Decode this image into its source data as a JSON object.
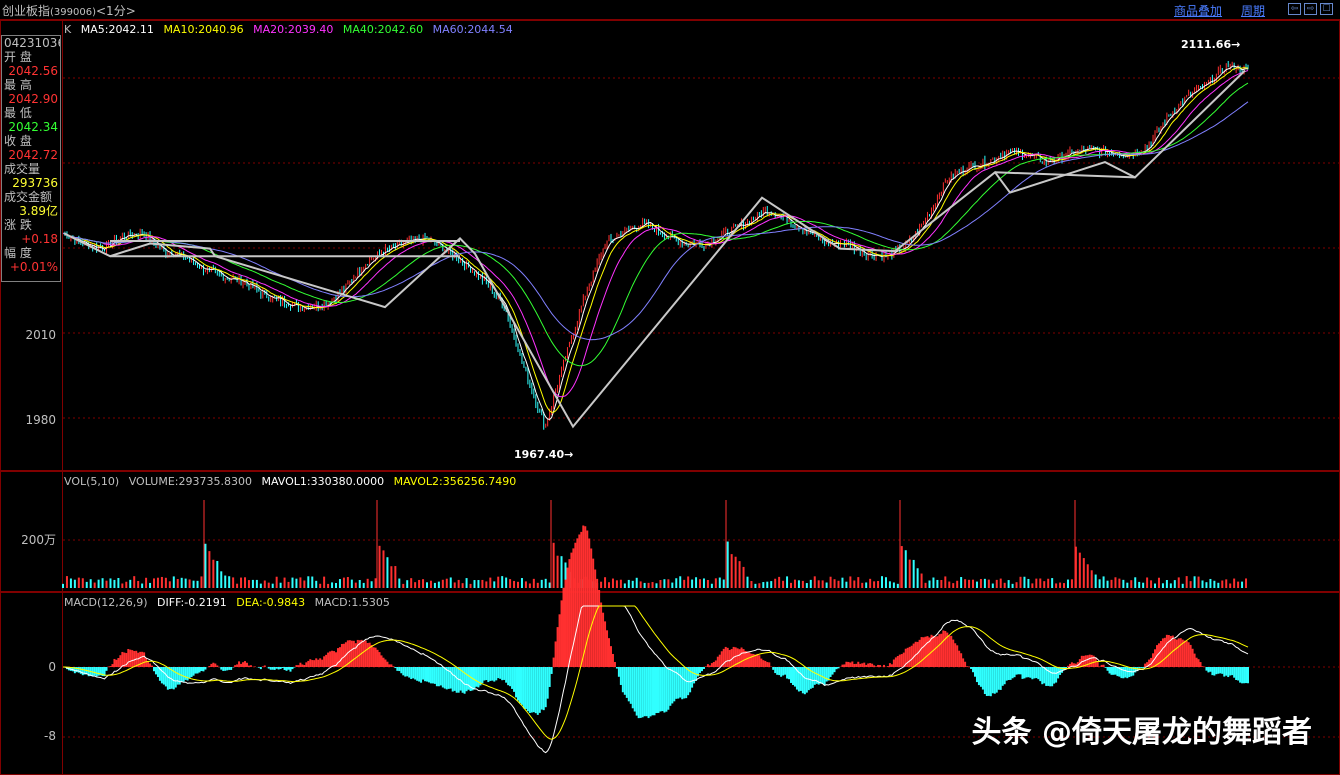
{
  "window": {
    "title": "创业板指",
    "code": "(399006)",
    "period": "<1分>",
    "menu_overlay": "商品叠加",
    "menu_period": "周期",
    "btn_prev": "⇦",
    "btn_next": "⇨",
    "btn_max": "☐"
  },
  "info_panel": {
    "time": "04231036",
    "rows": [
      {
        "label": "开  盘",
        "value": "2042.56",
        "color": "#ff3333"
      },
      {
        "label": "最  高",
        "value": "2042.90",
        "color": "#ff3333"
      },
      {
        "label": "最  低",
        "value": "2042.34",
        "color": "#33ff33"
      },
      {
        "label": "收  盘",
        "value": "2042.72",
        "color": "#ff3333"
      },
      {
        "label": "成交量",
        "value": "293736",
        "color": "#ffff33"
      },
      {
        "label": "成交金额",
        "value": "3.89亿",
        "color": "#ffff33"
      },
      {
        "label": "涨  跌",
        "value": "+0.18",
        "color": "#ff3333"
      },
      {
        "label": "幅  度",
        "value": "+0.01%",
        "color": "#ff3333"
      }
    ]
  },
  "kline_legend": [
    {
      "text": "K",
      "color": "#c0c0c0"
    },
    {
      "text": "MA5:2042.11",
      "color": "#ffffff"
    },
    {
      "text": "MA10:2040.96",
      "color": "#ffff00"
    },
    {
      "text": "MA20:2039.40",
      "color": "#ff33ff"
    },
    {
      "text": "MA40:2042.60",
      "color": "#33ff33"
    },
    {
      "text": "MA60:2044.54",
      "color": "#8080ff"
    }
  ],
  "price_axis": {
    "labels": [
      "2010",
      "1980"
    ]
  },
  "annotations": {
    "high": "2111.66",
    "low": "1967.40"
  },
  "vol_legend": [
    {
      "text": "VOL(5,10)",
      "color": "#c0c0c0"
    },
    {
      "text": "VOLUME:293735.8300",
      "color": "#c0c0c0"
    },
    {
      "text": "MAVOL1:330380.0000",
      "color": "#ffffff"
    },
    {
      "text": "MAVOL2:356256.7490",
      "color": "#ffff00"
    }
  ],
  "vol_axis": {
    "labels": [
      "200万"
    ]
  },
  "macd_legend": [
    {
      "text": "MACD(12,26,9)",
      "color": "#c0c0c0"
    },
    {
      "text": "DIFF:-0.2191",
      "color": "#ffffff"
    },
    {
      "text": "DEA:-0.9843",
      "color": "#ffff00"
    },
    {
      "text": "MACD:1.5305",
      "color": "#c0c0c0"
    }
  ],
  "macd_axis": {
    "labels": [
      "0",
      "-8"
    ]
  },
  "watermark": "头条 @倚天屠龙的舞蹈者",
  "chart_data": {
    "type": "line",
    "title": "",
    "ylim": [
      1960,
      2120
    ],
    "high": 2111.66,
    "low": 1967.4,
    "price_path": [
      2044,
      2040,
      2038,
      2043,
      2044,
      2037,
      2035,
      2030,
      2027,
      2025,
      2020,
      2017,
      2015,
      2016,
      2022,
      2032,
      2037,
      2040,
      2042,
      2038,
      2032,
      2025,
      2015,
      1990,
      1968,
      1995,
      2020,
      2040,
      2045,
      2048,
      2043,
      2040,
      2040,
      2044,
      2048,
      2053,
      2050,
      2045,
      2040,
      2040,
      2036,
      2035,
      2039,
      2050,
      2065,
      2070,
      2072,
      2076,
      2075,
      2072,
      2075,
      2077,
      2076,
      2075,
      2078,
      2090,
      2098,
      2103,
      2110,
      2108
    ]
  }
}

■ ■ ■ ■ ■

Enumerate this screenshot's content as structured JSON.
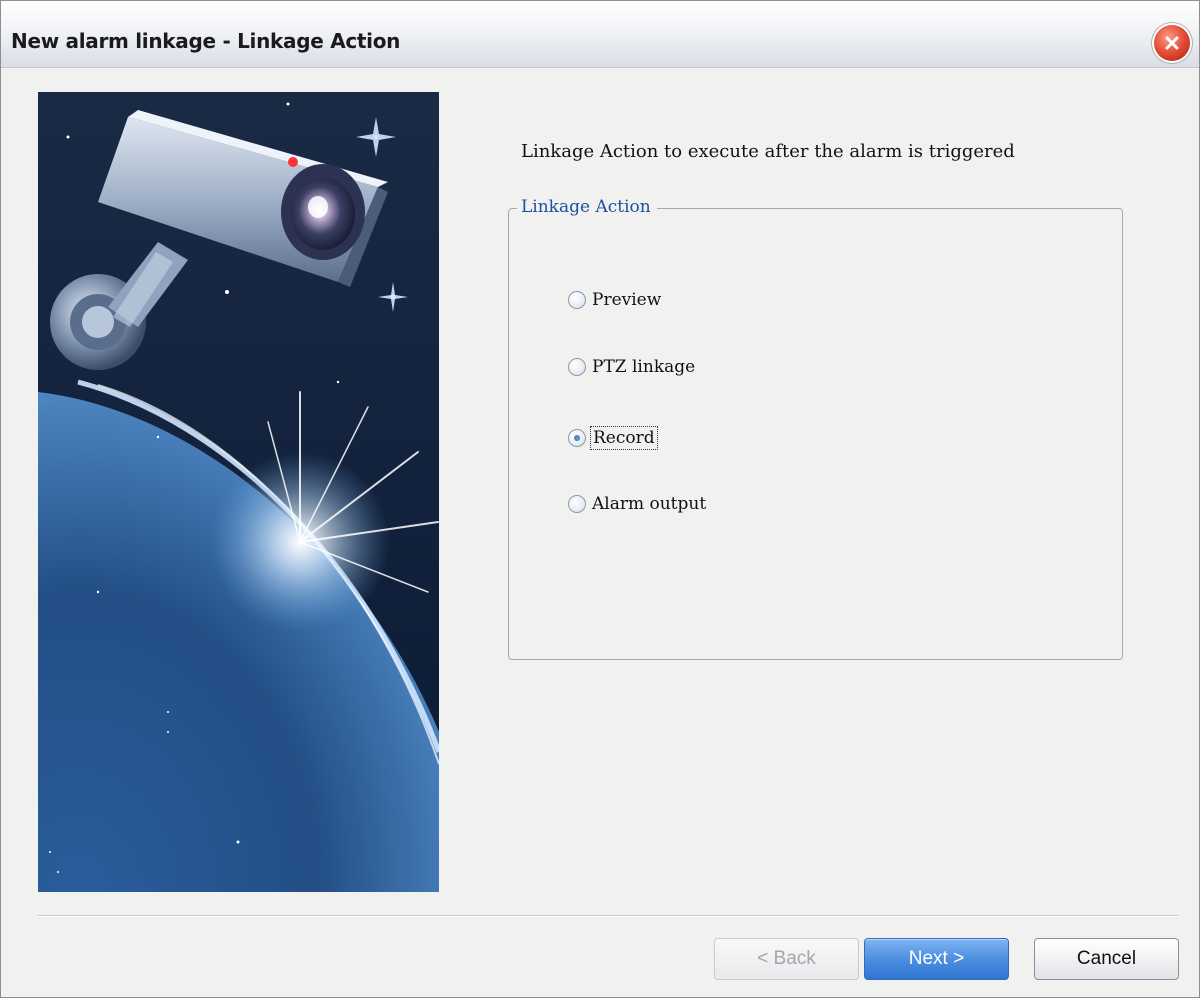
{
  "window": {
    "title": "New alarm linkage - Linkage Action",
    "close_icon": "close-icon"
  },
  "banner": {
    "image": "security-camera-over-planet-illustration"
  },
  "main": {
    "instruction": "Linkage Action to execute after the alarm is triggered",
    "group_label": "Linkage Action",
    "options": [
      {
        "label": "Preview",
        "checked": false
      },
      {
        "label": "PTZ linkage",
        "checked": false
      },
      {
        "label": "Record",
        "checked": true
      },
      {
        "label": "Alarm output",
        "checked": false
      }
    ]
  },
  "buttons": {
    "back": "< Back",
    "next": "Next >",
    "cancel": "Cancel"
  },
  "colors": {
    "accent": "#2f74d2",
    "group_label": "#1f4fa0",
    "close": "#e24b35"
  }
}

■ ■ ■ ■ ■

REQUIRED WORK: Scan the material and collect every line that contains "image".

REPLY:
Decode this image into its source data as a JSON object.
    "image": "security-camera-over-planet-illustration"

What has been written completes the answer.